Pick out the lines below with "this" and list them.
[start Listed entries]
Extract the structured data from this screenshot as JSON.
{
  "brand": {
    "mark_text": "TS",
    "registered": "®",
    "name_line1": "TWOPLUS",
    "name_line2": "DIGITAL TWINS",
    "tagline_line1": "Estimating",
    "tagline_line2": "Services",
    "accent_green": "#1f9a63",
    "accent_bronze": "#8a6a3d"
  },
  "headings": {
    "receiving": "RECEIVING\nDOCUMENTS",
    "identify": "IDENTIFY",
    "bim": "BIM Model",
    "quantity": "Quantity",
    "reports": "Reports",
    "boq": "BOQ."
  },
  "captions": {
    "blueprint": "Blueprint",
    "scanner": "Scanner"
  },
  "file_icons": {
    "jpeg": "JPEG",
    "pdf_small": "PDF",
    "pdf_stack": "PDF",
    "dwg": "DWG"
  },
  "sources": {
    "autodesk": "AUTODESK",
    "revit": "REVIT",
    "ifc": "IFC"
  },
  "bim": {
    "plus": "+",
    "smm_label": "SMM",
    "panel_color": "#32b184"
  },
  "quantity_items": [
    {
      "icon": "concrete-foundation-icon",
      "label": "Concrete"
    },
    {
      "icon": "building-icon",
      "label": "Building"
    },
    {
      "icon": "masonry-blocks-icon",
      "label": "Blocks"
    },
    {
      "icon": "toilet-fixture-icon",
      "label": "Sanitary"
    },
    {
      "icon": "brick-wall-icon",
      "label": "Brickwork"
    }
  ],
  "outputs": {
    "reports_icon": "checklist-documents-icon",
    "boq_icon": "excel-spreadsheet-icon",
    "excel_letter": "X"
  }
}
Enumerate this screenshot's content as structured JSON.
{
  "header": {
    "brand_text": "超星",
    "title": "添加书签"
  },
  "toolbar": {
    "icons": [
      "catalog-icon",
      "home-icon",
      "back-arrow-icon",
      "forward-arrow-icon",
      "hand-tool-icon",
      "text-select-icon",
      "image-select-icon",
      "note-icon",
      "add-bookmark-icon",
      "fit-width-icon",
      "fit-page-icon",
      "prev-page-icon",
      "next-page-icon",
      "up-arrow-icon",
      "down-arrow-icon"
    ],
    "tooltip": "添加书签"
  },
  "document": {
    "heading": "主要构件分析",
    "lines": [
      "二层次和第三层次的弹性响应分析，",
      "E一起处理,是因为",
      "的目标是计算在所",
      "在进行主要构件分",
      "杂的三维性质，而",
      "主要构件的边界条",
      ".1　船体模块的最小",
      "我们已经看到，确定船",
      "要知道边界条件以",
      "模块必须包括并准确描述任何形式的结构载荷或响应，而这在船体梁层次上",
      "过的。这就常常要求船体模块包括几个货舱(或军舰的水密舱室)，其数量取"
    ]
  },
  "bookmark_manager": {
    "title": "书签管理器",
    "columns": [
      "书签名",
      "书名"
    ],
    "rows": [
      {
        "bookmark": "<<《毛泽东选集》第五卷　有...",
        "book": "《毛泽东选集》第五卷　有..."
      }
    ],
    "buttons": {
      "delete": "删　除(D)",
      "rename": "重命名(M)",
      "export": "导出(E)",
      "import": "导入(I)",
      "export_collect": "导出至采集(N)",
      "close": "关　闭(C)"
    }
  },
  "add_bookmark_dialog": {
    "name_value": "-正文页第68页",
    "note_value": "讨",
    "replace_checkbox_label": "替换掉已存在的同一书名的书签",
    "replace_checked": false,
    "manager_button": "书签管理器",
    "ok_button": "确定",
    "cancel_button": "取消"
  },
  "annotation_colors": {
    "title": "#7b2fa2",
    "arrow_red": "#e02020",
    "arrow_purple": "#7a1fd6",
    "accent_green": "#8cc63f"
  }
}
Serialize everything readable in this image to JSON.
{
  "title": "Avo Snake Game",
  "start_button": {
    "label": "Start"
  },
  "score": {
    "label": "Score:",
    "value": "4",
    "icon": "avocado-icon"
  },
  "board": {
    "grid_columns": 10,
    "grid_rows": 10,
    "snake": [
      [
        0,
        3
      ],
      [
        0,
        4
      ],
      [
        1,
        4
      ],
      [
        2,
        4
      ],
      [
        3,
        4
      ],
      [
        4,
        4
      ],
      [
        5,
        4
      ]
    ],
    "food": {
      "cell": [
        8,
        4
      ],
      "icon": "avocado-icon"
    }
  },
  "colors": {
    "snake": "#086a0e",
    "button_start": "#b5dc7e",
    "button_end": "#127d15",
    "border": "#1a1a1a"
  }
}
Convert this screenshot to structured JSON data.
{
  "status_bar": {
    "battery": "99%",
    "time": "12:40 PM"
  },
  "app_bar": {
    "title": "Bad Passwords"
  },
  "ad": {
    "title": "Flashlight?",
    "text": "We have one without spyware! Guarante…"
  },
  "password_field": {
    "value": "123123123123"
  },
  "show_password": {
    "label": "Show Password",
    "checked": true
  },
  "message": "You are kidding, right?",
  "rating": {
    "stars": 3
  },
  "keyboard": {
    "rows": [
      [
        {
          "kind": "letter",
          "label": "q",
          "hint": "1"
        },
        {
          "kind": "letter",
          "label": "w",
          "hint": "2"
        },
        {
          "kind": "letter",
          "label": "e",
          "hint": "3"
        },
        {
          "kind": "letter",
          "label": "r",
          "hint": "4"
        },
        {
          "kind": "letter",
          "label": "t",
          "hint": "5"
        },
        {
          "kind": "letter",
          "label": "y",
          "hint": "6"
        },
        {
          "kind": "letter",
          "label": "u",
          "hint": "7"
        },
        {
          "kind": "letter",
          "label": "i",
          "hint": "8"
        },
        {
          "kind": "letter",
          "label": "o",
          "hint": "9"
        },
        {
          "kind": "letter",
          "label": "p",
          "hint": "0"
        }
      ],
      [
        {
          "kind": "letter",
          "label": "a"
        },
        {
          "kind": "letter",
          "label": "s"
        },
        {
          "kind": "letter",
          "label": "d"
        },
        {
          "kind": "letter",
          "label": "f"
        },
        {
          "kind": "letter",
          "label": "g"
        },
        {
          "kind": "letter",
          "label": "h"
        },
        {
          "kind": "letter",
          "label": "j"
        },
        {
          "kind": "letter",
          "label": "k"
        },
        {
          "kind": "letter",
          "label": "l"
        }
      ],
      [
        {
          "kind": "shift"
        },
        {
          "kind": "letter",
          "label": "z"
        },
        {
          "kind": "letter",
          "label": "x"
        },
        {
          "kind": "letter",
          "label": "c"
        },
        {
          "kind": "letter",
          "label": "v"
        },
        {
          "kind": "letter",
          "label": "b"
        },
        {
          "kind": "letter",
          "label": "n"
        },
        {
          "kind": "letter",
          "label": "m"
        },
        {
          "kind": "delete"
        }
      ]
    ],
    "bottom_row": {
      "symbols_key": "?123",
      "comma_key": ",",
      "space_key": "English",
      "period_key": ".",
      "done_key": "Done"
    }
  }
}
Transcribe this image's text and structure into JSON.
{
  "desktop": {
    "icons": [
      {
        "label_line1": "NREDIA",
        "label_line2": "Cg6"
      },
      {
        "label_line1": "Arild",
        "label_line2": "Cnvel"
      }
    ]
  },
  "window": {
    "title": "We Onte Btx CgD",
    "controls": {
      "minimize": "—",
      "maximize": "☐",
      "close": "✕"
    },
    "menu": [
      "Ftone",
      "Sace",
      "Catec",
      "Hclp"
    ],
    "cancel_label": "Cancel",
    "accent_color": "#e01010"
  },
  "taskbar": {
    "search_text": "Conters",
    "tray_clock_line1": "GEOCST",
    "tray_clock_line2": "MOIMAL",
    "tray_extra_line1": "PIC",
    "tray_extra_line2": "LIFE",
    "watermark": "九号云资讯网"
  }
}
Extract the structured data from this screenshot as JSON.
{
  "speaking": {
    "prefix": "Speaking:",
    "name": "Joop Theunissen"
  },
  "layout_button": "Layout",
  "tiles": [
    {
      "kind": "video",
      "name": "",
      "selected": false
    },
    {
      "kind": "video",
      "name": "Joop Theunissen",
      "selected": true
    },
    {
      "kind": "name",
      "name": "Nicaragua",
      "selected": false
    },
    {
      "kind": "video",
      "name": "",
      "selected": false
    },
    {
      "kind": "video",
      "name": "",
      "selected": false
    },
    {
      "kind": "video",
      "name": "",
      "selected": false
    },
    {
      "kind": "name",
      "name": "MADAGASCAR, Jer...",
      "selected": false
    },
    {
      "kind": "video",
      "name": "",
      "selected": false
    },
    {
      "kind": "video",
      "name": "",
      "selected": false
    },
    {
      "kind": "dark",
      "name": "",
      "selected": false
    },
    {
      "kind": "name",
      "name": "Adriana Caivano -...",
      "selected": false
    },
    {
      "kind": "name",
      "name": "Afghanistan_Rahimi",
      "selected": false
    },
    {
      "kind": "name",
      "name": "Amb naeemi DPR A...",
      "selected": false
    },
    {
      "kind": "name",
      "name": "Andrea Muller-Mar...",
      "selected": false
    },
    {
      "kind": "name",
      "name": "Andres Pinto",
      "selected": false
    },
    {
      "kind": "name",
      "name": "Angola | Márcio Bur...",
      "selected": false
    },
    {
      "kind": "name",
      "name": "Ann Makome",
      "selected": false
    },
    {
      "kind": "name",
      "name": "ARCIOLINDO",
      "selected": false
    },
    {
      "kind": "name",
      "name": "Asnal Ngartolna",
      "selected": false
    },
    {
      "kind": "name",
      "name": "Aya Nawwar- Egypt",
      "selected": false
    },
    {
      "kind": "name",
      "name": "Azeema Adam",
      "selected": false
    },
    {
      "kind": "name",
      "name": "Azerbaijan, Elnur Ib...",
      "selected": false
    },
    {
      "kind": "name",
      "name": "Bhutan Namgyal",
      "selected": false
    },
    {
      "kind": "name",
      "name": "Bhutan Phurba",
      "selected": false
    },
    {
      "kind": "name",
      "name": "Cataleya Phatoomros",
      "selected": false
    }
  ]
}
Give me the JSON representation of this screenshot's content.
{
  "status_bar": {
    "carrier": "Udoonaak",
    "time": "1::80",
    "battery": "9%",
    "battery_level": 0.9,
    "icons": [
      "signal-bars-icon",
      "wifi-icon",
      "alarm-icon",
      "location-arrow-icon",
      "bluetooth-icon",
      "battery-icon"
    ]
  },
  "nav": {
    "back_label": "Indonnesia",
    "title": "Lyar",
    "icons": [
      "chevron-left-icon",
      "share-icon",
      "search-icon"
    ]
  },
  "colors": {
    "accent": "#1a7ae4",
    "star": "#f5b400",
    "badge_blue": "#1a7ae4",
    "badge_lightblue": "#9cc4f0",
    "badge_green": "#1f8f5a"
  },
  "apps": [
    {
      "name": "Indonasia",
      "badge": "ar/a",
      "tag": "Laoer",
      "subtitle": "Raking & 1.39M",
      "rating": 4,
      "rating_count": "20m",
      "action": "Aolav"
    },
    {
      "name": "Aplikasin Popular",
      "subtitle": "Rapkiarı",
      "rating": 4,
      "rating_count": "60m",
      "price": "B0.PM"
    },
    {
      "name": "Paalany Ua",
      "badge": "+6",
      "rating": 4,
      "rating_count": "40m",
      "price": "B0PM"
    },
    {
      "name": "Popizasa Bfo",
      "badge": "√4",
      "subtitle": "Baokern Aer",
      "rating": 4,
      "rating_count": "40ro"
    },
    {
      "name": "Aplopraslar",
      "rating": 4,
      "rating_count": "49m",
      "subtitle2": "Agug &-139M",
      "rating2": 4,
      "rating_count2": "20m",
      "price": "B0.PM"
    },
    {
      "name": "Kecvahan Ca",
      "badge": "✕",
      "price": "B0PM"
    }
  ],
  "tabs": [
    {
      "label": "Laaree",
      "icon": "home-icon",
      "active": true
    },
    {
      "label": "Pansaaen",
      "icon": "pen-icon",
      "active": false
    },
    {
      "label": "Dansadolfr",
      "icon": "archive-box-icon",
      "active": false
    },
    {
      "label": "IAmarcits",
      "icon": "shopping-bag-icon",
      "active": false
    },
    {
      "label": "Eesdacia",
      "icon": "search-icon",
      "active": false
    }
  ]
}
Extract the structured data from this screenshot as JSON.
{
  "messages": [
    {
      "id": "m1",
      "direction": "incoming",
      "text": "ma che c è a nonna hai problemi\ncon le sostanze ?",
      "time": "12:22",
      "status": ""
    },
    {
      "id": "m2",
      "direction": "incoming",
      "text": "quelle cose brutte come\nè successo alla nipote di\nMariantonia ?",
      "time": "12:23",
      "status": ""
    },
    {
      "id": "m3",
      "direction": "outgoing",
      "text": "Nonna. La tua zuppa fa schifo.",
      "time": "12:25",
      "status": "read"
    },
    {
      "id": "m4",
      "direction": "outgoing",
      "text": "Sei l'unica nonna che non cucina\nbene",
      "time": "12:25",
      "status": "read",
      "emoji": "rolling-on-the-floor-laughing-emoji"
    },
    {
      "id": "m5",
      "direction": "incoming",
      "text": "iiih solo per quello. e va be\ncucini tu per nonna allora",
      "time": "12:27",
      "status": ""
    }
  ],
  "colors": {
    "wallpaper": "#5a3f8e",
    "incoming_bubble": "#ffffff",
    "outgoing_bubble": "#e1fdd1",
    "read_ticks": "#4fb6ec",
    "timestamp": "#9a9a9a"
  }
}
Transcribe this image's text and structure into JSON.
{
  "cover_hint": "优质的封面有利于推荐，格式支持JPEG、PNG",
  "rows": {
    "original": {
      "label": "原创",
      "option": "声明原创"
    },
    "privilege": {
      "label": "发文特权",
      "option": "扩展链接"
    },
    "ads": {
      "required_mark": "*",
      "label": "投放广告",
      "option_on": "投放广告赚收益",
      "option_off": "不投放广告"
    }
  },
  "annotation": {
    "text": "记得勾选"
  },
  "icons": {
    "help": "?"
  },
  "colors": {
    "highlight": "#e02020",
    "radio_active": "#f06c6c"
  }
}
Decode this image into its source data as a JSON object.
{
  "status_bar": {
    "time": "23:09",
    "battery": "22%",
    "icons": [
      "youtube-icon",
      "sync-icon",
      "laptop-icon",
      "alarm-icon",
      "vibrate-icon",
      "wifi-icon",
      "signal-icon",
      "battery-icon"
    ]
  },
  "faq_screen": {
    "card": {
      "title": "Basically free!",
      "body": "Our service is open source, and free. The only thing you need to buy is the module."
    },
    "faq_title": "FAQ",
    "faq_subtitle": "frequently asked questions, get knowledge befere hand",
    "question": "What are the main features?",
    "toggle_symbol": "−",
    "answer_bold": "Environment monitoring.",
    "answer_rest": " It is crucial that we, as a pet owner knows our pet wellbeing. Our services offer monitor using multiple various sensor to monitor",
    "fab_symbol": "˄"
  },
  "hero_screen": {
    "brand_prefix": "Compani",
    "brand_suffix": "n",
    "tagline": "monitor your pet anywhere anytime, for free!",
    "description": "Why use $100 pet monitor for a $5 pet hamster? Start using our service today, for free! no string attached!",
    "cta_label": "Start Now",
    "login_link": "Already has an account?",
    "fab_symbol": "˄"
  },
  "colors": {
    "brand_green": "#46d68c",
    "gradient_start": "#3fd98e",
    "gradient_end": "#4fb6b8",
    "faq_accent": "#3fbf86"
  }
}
[end Listed entries]
§ Task response:
Extract the structured data from this screenshot as JSON.
Enumerate this screenshot's content as structured JSON.
Serialize everything readable in this image to JSON.
Convert this screenshot to structured JSON data.
Transcribe this image's text and structure into JSON.
Extract the structured data from this screenshot as JSON.
Give me the JSON representation of this screenshot's content.
Extract the structured data from this screenshot as JSON.
Transcribe this image's text and structure into JSON.
Decode this image into its source data as a JSON object.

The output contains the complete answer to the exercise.